Keep the images out and copy every entry below exactly.

Material for this task.
::::::::

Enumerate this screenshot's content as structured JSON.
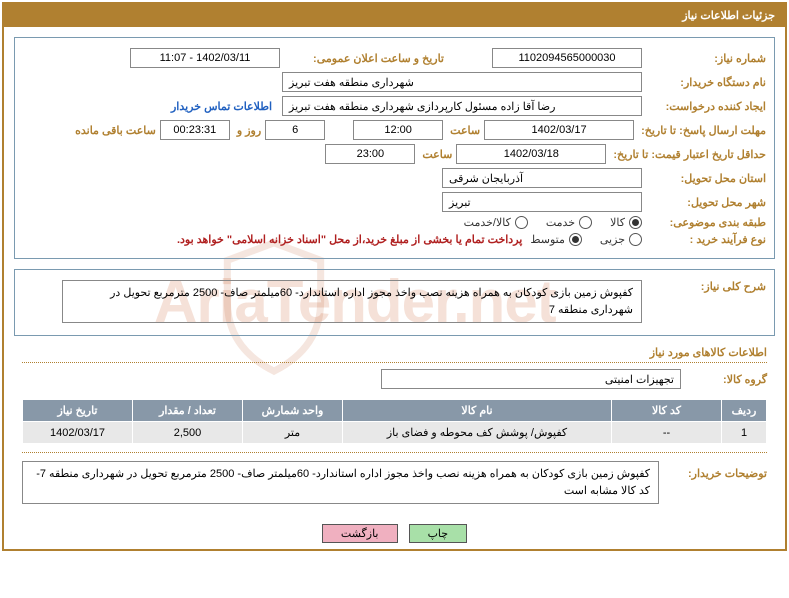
{
  "title_bar": "جزئیات اطلاعات نیاز",
  "colors": {
    "accent": "#b08030",
    "header_bg": "#8898a8",
    "link": "#2060c0",
    "note": "#b02020",
    "btn_green": "#a8e0a8",
    "btn_pink": "#f0b0c0"
  },
  "labels": {
    "need_no": "شماره نیاز:",
    "announce_dt": "تاریخ و ساعت اعلان عمومی:",
    "buyer_org": "نام دستگاه خریدار:",
    "requester": "ایجاد کننده درخواست:",
    "contact_link": "اطلاعات تماس خریدار",
    "resp_deadline": "مهلت ارسال پاسخ: تا تاریخ:",
    "hour": "ساعت",
    "days_and": "روز و",
    "hours_remain": "ساعت باقی مانده",
    "price_validity": "حداقل تاریخ اعتبار قیمت: تا تاریخ:",
    "delivery_province": "استان محل تحویل:",
    "delivery_city": "شهر محل تحویل:",
    "subject_class": "طبقه بندی موضوعی:",
    "purchase_process": "نوع فرآیند خرید :",
    "general_desc": "شرح کلی نیاز:",
    "goods_section": "اطلاعات کالاهای مورد نیاز",
    "goods_group": "گروه کالا:",
    "buyer_notes": "توضیحات خریدار:"
  },
  "fields": {
    "need_no": "1102094565000030",
    "announce_dt": "1402/03/11 - 11:07",
    "buyer_org": "شهرداری منطقه هفت تبریز",
    "requester": "رضا آقا زاده مسئول کارپردازی شهرداری منطقه هفت تبریز",
    "resp_date": "1402/03/17",
    "resp_time": "12:00",
    "remain_days": "6",
    "remain_time": "00:23:31",
    "price_date": "1402/03/18",
    "price_time": "23:00",
    "province": "آذربایجان شرقی",
    "city": "تبریز",
    "goods_group": "تجهیزات امنیتی"
  },
  "radios": {
    "subject": [
      {
        "label": "کالا",
        "checked": true
      },
      {
        "label": "خدمت",
        "checked": false
      },
      {
        "label": "کالا/خدمت",
        "checked": false
      }
    ],
    "process": [
      {
        "label": "جزیی",
        "checked": false
      },
      {
        "label": "متوسط",
        "checked": true
      }
    ]
  },
  "process_note": "پرداخت تمام یا بخشی از مبلغ خرید،از محل \"اسناد خزانه اسلامی\" خواهد بود.",
  "general_desc": "کفپوش زمین بازی کودکان به همراه هزینه نصب واخذ مجوز اداره استاندارد- 60میلمتر صاف- 2500 مترمربع تحویل در شهرداری منطقه 7",
  "table": {
    "columns": [
      "ردیف",
      "کد کالا",
      "نام کالا",
      "واحد شمارش",
      "تعداد / مقدار",
      "تاریخ نیاز"
    ],
    "col_widths": [
      "45px",
      "110px",
      "auto",
      "100px",
      "110px",
      "110px"
    ],
    "rows": [
      [
        "1",
        "--",
        "کفپوش/ پوشش کف محوطه و فضای باز",
        "متر",
        "2,500",
        "1402/03/17"
      ]
    ]
  },
  "buyer_notes": "کفپوش زمین بازی کودکان به همراه هزینه نصب واخذ مجوز اداره استاندارد- 60میلمتر صاف- 2500 مترمربع تحویل در شهرداری منطقه 7- کد کالا مشابه است",
  "buttons": {
    "print": "چاپ",
    "back": "بازگشت"
  }
}
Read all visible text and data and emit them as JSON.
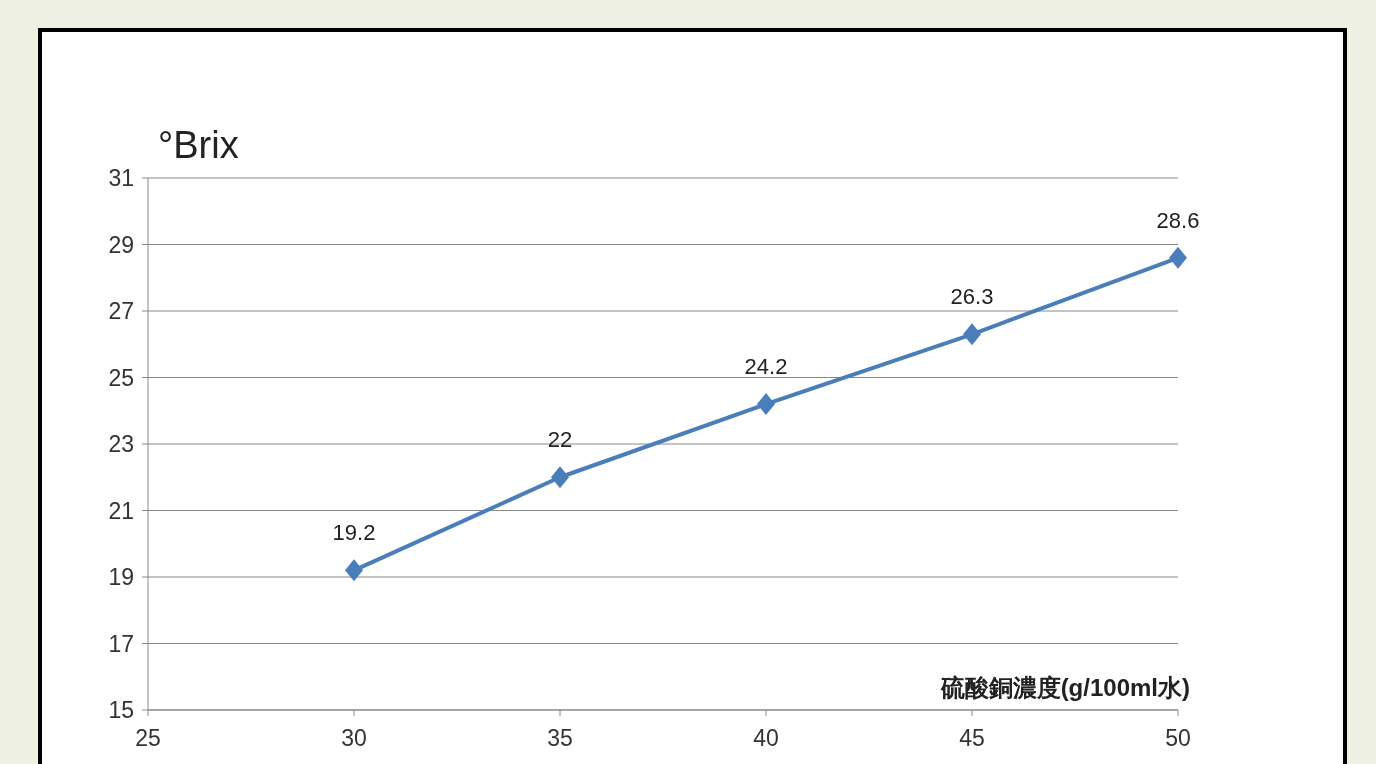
{
  "chart_data": {
    "type": "line",
    "xlabel": "硫酸銅濃度(g/100ml水)",
    "ylabel": "°Brix",
    "x": [
      30,
      35,
      40,
      45,
      50
    ],
    "series": [
      {
        "color": "#4a7ebb",
        "values": [
          19.2,
          22,
          24.2,
          26.3,
          28.6
        ]
      }
    ],
    "xlim": [
      25,
      50
    ],
    "ylim": [
      15,
      31
    ],
    "xticks": [
      25,
      30,
      35,
      40,
      45,
      50
    ],
    "yticks": [
      15,
      17,
      19,
      21,
      23,
      25,
      27,
      29,
      31
    ],
    "grid": "y",
    "marker": "diamond",
    "line_style": "solid",
    "data_labels": true
  }
}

::::::::

Written response.
Enumerate this screenshot's content as structured JSON.
{
  "title_bar": "جزئیات اطلاعات نیاز",
  "colors": {
    "accent": "#b08030",
    "header_bg": "#8898a8",
    "link": "#2060c0",
    "note": "#b02020",
    "btn_green": "#a8e0a8",
    "btn_pink": "#f0b0c0"
  },
  "labels": {
    "need_no": "شماره نیاز:",
    "announce_dt": "تاریخ و ساعت اعلان عمومی:",
    "buyer_org": "نام دستگاه خریدار:",
    "requester": "ایجاد کننده درخواست:",
    "contact_link": "اطلاعات تماس خریدار",
    "resp_deadline": "مهلت ارسال پاسخ: تا تاریخ:",
    "hour": "ساعت",
    "days_and": "روز و",
    "hours_remain": "ساعت باقی مانده",
    "price_validity": "حداقل تاریخ اعتبار قیمت: تا تاریخ:",
    "delivery_province": "استان محل تحویل:",
    "delivery_city": "شهر محل تحویل:",
    "subject_class": "طبقه بندی موضوعی:",
    "purchase_process": "نوع فرآیند خرید :",
    "general_desc": "شرح کلی نیاز:",
    "goods_section": "اطلاعات کالاهای مورد نیاز",
    "goods_group": "گروه کالا:",
    "buyer_notes": "توضیحات خریدار:"
  },
  "fields": {
    "need_no": "1102094565000030",
    "announce_dt": "1402/03/11 - 11:07",
    "buyer_org": "شهرداری منطقه هفت تبریز",
    "requester": "رضا آقا زاده مسئول کارپردازی شهرداری منطقه هفت تبریز",
    "resp_date": "1402/03/17",
    "resp_time": "12:00",
    "remain_days": "6",
    "remain_time": "00:23:31",
    "price_date": "1402/03/18",
    "price_time": "23:00",
    "province": "آذربایجان شرقی",
    "city": "تبریز",
    "goods_group": "تجهیزات امنیتی"
  },
  "radios": {
    "subject": [
      {
        "label": "کالا",
        "checked": true
      },
      {
        "label": "خدمت",
        "checked": false
      },
      {
        "label": "کالا/خدمت",
        "checked": false
      }
    ],
    "process": [
      {
        "label": "جزیی",
        "checked": false
      },
      {
        "label": "متوسط",
        "checked": true
      }
    ]
  },
  "process_note": "پرداخت تمام یا بخشی از مبلغ خرید،از محل \"اسناد خزانه اسلامی\" خواهد بود.",
  "general_desc": "کفپوش زمین بازی کودکان به همراه هزینه نصب واخذ مجوز اداره استاندارد- 60میلمتر صاف- 2500 مترمربع تحویل در شهرداری منطقه 7",
  "table": {
    "columns": [
      "ردیف",
      "کد کالا",
      "نام کالا",
      "واحد شمارش",
      "تعداد / مقدار",
      "تاریخ نیاز"
    ],
    "col_widths": [
      "45px",
      "110px",
      "auto",
      "100px",
      "110px",
      "110px"
    ],
    "rows": [
      [
        "1",
        "--",
        "کفپوش/ پوشش کف محوطه و فضای باز",
        "متر",
        "2,500",
        "1402/03/17"
      ]
    ]
  },
  "buyer_notes": "کفپوش زمین بازی کودکان به همراه هزینه نصب واخذ مجوز اداره استاندارد- 60میلمتر صاف- 2500 مترمربع تحویل در شهرداری منطقه 7- کد کالا مشابه است",
  "buttons": {
    "print": "چاپ",
    "back": "بازگشت"
  }
}
Read all visible text and data and emit them as JSON.
{
  "chart_data": {
    "type": "line",
    "xlabel": "硫酸銅濃度(g/100ml水)",
    "ylabel": "°Brix",
    "x": [
      30,
      35,
      40,
      45,
      50
    ],
    "series": [
      {
        "color": "#4a7ebb",
        "values": [
          19.2,
          22,
          24.2,
          26.3,
          28.6
        ]
      }
    ],
    "xlim": [
      25,
      50
    ],
    "ylim": [
      15,
      31
    ],
    "xticks": [
      25,
      30,
      35,
      40,
      45,
      50
    ],
    "yticks": [
      15,
      17,
      19,
      21,
      23,
      25,
      27,
      29,
      31
    ],
    "grid": "y",
    "marker": "diamond",
    "line_style": "solid",
    "data_labels": true
  }
}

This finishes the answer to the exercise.